[Figure dataset records]
• • • • •
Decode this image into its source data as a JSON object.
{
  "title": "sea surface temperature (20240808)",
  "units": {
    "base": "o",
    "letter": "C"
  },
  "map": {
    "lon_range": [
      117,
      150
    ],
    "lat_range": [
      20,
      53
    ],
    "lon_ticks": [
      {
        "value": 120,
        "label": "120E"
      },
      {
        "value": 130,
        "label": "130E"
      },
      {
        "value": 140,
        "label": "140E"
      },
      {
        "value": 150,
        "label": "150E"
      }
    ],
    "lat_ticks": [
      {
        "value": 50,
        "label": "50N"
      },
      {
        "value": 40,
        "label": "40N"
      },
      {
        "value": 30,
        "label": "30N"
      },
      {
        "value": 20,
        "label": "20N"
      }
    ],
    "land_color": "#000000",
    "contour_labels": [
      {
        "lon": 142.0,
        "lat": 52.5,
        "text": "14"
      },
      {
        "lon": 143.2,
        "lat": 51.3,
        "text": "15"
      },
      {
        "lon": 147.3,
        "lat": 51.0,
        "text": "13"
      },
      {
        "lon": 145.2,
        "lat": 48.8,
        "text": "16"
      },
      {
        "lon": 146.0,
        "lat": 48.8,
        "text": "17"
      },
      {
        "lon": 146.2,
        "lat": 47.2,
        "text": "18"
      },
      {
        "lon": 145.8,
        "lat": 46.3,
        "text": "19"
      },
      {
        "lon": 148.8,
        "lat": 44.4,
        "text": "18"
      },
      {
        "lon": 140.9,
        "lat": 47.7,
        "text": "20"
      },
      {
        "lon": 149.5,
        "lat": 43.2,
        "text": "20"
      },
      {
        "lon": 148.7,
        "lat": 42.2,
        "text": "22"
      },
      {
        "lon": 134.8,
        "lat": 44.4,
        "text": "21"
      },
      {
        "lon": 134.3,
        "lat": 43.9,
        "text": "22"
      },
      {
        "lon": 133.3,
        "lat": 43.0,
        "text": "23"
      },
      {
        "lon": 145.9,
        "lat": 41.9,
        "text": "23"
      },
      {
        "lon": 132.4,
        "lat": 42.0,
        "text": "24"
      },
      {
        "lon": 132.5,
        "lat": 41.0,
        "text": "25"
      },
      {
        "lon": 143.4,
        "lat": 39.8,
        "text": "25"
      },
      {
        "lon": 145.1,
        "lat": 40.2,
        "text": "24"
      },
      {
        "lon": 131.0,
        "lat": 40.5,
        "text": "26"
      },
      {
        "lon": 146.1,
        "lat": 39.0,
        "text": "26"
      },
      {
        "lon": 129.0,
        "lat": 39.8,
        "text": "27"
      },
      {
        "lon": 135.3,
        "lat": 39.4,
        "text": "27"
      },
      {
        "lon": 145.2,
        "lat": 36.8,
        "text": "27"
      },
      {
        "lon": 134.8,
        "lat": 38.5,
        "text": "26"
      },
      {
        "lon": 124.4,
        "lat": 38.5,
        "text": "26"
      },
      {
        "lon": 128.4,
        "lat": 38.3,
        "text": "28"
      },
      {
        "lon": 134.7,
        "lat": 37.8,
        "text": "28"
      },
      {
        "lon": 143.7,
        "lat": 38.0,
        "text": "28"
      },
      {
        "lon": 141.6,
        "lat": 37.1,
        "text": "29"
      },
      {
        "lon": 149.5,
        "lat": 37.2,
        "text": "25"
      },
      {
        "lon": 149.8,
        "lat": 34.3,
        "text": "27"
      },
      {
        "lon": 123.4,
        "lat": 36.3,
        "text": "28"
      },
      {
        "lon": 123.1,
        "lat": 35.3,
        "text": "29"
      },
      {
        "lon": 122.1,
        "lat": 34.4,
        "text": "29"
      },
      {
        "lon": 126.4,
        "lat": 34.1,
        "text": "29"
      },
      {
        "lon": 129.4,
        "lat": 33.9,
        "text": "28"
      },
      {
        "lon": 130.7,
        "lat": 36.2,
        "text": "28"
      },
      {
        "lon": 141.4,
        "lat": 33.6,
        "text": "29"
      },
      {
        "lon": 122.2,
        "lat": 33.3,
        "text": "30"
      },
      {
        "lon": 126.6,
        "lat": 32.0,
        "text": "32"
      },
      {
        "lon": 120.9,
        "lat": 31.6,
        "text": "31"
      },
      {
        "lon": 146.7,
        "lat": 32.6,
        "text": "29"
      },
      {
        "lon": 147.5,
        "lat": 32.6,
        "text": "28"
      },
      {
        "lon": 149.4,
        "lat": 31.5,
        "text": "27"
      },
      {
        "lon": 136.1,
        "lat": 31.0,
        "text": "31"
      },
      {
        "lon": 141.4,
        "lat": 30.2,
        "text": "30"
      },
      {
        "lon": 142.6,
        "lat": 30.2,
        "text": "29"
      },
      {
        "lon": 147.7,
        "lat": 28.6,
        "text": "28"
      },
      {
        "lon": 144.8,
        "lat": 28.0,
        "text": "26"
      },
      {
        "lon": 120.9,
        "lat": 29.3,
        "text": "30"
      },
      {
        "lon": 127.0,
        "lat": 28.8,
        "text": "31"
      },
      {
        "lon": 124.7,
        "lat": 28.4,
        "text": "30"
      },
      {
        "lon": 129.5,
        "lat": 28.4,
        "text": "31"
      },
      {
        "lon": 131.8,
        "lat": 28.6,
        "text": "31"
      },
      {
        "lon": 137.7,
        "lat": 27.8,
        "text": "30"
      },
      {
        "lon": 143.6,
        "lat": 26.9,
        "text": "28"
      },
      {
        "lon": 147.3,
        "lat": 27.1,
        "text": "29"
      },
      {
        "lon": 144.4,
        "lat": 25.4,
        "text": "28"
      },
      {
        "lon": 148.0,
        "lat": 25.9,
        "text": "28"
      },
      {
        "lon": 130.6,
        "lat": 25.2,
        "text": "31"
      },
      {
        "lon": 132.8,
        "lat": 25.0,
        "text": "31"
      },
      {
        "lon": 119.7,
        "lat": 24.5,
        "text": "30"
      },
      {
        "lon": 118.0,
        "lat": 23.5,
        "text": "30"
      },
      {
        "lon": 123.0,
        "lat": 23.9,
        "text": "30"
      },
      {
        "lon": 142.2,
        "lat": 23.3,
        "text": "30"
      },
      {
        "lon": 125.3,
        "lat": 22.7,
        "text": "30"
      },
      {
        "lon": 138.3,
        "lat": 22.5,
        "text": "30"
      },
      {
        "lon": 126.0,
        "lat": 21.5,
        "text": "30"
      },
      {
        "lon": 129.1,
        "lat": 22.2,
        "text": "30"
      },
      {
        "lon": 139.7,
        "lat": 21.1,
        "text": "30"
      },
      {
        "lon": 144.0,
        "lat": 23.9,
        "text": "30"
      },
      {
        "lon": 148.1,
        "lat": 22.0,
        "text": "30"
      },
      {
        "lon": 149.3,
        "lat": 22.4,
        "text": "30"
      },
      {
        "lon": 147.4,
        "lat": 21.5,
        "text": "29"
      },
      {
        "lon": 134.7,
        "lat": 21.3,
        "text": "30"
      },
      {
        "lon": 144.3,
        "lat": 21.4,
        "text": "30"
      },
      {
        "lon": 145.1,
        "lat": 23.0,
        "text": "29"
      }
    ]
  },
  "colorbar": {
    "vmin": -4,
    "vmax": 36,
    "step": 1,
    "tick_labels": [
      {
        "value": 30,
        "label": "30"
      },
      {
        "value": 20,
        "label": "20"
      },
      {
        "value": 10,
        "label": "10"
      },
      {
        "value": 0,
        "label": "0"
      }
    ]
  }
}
• • • • •
▶ [Exercise description]: Find how many of the lines above have the word "value" in them. State only that number.

▶ [Task answer]: 12